CONSIGNE DONNÉE 1 ::
Dupliquez mot pour mot les enregistrements, depuis leur début jusqu'à la ligne qui contient "The fluid 205 is at (513, 50).", cette ligne comprise.

SOURCE ::
********************
Avant-propos : les conseils et les outils proposés n’ont pas vocation à être modélisants, ils sont issus d’une envie d’expérimentation. Ils sont le témoin d’une réflexion personnelle à un instant T et ne sont pas gravés dans le marbre. Ils sont destinés à la critique et à la réflexion personnelle et ne prétendent nullement être d’une qualité notable.

Passer le cap du plan de travail est difficile. Cela sous-entend une forme de lâcher-prise qui peut de prime abord sembler déstabilisante et hasardeuse. Votre posture et celle de vos élèves vont radicalement changer. Vous n’aurez plus la main mise sur chaque moment de la journée. Adopter un plan de travail, c’est proposer à vos élèves, à un ou plusieurs moments de la journée, de décider sur quoi vont se porter leur attention et leurs efforts de la journée, de la semaine ou du mois.

Le choix du plan de travail

Une brève recherche sur un moteur de recherche avec les termes plan de travail vous fera accéder à un véritable florilège de propositions. Plans de travail pré-remplis ou vierges, plans à la journée/semaine/mois, plan avec l’ensemble des disciplines ou avec seulement les fondamentaux. Bref, il y a à boire et à manger et la définition du plan de travail diffère d’un collègue à l’autre.
********************
ENREGISTREMENTS STOCKÉS ::
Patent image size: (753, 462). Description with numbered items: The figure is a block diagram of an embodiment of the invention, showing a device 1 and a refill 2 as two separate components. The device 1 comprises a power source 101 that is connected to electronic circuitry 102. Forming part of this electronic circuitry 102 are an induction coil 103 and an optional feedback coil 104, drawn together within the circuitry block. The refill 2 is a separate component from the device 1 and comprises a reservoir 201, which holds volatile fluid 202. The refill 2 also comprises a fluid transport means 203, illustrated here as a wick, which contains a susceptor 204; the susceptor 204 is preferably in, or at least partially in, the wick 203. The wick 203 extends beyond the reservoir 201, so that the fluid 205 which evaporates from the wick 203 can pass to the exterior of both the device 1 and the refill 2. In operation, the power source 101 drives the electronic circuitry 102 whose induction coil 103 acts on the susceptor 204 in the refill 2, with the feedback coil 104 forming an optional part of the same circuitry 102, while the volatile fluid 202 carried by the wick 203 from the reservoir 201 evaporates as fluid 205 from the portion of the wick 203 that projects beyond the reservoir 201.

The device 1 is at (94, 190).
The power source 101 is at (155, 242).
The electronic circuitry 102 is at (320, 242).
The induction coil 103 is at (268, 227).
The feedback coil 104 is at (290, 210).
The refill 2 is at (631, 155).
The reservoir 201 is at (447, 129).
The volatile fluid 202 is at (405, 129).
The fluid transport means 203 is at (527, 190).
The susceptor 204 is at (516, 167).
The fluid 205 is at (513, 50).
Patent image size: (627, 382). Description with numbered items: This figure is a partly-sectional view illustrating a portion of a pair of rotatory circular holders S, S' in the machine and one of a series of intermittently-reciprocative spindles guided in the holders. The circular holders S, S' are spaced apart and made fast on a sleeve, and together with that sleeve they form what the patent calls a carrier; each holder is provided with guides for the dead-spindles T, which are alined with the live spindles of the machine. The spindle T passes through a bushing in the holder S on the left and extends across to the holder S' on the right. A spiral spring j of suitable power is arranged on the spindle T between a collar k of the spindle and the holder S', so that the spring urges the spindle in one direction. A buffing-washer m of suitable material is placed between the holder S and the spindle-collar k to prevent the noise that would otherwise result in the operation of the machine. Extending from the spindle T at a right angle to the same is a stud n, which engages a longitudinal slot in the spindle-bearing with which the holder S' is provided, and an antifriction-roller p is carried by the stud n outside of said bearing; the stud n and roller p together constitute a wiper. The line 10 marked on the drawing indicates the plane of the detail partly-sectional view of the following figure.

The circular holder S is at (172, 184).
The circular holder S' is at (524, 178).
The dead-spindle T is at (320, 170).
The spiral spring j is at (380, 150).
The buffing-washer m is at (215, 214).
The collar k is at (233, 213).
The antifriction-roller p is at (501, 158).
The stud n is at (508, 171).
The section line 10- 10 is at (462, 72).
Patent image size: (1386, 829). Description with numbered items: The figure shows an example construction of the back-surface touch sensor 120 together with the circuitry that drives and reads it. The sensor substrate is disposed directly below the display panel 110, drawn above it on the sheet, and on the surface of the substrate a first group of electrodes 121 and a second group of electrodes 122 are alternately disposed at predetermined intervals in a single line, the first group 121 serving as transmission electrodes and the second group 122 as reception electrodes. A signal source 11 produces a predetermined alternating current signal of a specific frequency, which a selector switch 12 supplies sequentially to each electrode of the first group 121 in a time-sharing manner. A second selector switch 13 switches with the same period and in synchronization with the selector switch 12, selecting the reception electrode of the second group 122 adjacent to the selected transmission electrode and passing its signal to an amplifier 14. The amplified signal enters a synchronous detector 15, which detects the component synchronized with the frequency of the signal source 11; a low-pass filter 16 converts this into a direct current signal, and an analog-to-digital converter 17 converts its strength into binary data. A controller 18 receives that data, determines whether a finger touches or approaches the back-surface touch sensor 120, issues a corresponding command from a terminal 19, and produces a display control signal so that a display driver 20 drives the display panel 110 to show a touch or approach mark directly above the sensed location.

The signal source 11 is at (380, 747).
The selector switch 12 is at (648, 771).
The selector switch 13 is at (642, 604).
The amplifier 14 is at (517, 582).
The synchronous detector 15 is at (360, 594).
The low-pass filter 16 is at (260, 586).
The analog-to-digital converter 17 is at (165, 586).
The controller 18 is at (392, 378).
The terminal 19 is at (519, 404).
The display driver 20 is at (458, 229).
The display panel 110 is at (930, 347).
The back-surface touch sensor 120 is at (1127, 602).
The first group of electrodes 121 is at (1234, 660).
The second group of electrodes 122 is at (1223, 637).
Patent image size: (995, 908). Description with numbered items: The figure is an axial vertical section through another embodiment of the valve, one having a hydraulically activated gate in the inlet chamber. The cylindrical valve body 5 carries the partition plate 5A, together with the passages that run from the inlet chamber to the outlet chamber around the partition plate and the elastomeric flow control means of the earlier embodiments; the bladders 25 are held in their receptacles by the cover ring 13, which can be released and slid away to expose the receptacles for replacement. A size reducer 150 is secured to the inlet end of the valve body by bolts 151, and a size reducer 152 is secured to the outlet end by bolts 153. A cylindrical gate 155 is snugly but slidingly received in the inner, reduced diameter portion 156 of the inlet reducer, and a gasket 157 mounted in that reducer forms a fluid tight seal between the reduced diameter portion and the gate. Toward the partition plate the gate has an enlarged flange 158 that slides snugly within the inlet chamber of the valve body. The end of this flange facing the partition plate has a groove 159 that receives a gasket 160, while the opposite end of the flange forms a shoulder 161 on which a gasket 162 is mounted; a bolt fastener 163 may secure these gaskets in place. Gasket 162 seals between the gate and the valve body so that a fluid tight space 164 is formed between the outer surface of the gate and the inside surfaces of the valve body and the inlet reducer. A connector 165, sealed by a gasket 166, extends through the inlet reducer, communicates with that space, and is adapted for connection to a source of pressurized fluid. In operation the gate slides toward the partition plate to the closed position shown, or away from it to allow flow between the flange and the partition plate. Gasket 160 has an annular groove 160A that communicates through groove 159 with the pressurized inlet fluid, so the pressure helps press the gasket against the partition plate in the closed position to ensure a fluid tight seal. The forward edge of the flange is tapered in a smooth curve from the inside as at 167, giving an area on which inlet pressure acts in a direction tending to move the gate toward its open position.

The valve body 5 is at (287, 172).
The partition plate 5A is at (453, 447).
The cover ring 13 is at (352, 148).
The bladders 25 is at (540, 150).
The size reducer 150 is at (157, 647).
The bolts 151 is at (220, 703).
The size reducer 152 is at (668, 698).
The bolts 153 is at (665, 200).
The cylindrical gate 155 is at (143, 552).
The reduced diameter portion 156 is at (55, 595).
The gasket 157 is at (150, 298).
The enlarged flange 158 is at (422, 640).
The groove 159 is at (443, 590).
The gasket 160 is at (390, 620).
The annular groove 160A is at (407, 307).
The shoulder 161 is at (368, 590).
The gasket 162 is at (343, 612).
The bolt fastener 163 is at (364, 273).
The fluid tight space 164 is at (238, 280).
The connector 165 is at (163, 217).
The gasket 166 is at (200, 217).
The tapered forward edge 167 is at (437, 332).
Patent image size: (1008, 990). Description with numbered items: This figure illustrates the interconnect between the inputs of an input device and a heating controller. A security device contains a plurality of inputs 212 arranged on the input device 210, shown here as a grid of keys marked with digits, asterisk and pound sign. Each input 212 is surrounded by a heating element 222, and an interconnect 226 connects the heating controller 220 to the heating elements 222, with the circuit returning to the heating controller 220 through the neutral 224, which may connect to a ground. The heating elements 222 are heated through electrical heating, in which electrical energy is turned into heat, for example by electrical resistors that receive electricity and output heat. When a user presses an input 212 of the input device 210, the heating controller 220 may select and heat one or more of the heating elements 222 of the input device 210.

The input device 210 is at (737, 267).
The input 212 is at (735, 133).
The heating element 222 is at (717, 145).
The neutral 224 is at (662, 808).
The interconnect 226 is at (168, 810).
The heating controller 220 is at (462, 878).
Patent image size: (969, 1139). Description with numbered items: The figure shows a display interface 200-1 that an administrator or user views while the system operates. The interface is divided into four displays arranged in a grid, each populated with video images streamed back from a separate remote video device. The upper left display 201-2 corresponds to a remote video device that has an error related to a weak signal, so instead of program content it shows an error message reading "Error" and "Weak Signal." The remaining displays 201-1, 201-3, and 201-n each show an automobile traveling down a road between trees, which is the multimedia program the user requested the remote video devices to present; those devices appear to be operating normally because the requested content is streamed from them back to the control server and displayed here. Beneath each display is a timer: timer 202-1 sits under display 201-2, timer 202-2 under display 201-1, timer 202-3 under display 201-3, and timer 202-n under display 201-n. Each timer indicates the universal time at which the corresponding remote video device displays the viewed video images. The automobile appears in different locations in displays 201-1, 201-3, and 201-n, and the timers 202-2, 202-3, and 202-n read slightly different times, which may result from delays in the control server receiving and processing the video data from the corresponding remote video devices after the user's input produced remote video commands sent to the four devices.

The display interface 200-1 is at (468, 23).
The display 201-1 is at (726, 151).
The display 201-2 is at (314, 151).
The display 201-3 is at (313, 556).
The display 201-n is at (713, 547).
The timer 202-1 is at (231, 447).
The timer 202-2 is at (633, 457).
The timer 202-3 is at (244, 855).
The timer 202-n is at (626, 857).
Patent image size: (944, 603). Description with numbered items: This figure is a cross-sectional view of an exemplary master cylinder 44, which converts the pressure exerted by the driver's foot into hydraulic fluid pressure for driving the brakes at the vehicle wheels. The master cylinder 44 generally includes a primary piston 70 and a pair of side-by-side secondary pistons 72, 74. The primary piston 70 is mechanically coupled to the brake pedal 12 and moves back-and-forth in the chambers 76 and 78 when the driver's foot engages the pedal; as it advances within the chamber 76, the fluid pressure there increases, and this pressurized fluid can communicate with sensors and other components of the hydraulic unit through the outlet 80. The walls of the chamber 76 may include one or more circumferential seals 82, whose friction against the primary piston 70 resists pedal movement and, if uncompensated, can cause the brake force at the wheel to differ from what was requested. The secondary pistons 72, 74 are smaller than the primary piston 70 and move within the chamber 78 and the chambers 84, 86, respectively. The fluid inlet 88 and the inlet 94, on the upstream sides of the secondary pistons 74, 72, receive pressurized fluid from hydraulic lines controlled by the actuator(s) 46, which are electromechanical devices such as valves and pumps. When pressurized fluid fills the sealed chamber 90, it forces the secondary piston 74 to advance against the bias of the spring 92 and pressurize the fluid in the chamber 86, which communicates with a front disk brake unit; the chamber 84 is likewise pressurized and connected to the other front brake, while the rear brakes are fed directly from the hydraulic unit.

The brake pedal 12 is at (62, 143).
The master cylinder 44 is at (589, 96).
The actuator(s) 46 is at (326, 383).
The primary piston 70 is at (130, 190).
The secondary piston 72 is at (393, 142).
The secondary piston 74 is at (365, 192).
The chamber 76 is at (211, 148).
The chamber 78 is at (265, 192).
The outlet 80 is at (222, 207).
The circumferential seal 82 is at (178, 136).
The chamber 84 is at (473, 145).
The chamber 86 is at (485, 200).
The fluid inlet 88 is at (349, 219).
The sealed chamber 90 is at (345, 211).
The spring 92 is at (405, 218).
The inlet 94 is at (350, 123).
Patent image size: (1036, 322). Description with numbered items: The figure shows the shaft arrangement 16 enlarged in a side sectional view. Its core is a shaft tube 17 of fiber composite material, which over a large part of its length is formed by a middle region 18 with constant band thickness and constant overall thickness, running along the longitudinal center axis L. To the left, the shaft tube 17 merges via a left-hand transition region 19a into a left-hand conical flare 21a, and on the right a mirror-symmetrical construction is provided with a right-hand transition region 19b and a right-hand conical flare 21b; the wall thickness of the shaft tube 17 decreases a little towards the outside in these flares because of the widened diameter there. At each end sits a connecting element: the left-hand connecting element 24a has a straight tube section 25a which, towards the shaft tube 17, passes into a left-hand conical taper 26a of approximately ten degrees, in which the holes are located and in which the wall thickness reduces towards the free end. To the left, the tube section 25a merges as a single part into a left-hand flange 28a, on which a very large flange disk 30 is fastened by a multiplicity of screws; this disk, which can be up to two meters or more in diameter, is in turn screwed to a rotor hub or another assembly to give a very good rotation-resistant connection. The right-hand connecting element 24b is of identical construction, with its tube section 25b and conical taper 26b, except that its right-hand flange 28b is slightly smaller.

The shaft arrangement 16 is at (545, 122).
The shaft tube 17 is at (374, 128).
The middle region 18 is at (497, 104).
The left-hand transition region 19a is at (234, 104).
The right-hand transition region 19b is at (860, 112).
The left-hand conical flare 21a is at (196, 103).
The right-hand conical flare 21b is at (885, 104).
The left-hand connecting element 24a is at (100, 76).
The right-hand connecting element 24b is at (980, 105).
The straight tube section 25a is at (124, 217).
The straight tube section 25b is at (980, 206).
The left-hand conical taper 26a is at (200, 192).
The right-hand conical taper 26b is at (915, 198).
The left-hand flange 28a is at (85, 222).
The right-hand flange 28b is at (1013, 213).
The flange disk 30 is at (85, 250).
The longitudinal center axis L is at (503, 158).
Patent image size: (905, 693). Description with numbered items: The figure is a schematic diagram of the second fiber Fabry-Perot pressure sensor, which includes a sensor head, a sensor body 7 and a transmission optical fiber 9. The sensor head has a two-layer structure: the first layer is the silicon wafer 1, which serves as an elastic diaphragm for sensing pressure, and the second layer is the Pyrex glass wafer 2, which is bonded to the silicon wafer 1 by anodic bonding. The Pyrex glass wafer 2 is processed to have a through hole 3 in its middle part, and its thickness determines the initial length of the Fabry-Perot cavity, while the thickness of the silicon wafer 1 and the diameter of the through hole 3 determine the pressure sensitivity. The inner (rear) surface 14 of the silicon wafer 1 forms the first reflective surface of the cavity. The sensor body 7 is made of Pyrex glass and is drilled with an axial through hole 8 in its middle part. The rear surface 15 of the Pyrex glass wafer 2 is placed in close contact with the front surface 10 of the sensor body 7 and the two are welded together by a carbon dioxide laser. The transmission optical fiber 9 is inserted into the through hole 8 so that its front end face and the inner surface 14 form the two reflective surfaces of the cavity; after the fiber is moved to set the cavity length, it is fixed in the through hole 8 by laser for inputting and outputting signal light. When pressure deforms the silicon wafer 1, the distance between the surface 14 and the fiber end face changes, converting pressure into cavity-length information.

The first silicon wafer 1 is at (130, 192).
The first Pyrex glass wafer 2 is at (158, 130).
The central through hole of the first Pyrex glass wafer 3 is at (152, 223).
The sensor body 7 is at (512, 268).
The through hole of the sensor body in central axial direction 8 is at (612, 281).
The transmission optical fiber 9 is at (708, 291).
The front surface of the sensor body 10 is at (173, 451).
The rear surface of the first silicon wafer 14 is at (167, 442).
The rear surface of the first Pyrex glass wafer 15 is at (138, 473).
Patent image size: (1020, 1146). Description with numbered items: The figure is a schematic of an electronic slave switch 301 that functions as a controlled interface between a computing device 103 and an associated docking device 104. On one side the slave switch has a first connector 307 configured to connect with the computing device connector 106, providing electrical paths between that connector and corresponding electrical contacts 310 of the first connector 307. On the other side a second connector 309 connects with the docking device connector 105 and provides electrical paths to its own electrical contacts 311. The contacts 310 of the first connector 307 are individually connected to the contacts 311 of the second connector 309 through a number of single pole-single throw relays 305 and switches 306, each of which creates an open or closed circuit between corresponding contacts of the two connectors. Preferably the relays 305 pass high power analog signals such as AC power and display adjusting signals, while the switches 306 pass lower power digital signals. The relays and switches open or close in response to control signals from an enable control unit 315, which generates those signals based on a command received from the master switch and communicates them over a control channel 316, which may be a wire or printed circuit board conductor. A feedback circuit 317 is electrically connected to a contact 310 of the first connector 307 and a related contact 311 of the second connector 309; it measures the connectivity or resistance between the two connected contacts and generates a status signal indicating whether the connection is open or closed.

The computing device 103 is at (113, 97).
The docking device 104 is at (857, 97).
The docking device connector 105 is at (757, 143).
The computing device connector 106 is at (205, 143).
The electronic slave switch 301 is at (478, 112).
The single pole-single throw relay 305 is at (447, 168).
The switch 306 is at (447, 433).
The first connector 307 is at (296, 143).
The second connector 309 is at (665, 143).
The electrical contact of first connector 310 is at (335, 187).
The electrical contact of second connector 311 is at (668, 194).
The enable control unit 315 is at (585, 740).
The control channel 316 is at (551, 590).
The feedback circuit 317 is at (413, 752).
********************
CONSIGNE DONNÉE 2 ::
Recopiez à l'identique le passage du texte sur le plan de travail qui va de "Passer le cap" jusqu'à "collègue à l’autre.", bornes incluses.

SOLUTION COMPLÈTE 1 ::
Patent image size: (753, 462). Description with numbered items: The figure is a block diagram of an embodiment of the invention, showing a device 1 and a refill 2 as two separate components. The device 1 comprises a power source 101 that is connected to electronic circuitry 102. Forming part of this electronic circuitry 102 are an induction coil 103 and an optional feedback coil 104, drawn together within the circuitry block. The refill 2 is a separate component from the device 1 and comprises a reservoir 201, which holds volatile fluid 202. The refill 2 also comprises a fluid transport means 203, illustrated here as a wick, which contains a susceptor 204; the susceptor 204 is preferably in, or at least partially in, the wick 203. The wick 203 extends beyond the reservoir 201, so that the fluid 205 which evaporates from the wick 203 can pass to the exterior of both the device 1 and the refill 2. In operation, the power source 101 drives the electronic circuitry 102 whose induction coil 103 acts on the susceptor 204 in the refill 2, with the feedback coil 104 forming an optional part of the same circuitry 102, while the volatile fluid 202 carried by the wick 203 from the reservoir 201 evaporates as fluid 205 from the portion of the wick 203 that projects beyond the reservoir 201.

The device 1 is at (94, 190).
The power source 101 is at (155, 242).
The electronic circuitry 102 is at (320, 242).
The induction coil 103 is at (268, 227).
The feedback coil 104 is at (290, 210).
The refill 2 is at (631, 155).
The reservoir 201 is at (447, 129).
The volatile fluid 202 is at (405, 129).
The fluid transport means 203 is at (527, 190).
The susceptor 204 is at (516, 167).
The fluid 205 is at (513, 50).

SOLUTION COMPLÈTE 2 ::
Passer le cap du plan de travail est difficile. Cela sous-entend une forme de lâcher-prise qui peut de prime abord sembler déstabilisante et hasardeuse. Votre posture et celle de vos élèves vont radicalement changer. Vous n’aurez plus la main mise sur chaque moment de la journée. Adopter un plan de travail, c’est proposer à vos élèves, à un ou plusieurs moments de la journée, de décider sur quoi vont se porter leur attention et leurs efforts de la journée, de la semaine ou du mois.

Le choix du plan de travail

Une brève recherche sur un moteur de recherche avec les termes plan de travail vous fera accéder à un véritable florilège de propositions. Plans de travail pré-remplis ou vierges, plans à la journée/semaine/mois, plan avec l’ensemble des disciplines ou avec seulement les fondamentaux. Bref, il y a à boire et à manger et la définition du plan de travail diffère d’un collègue à l’autre.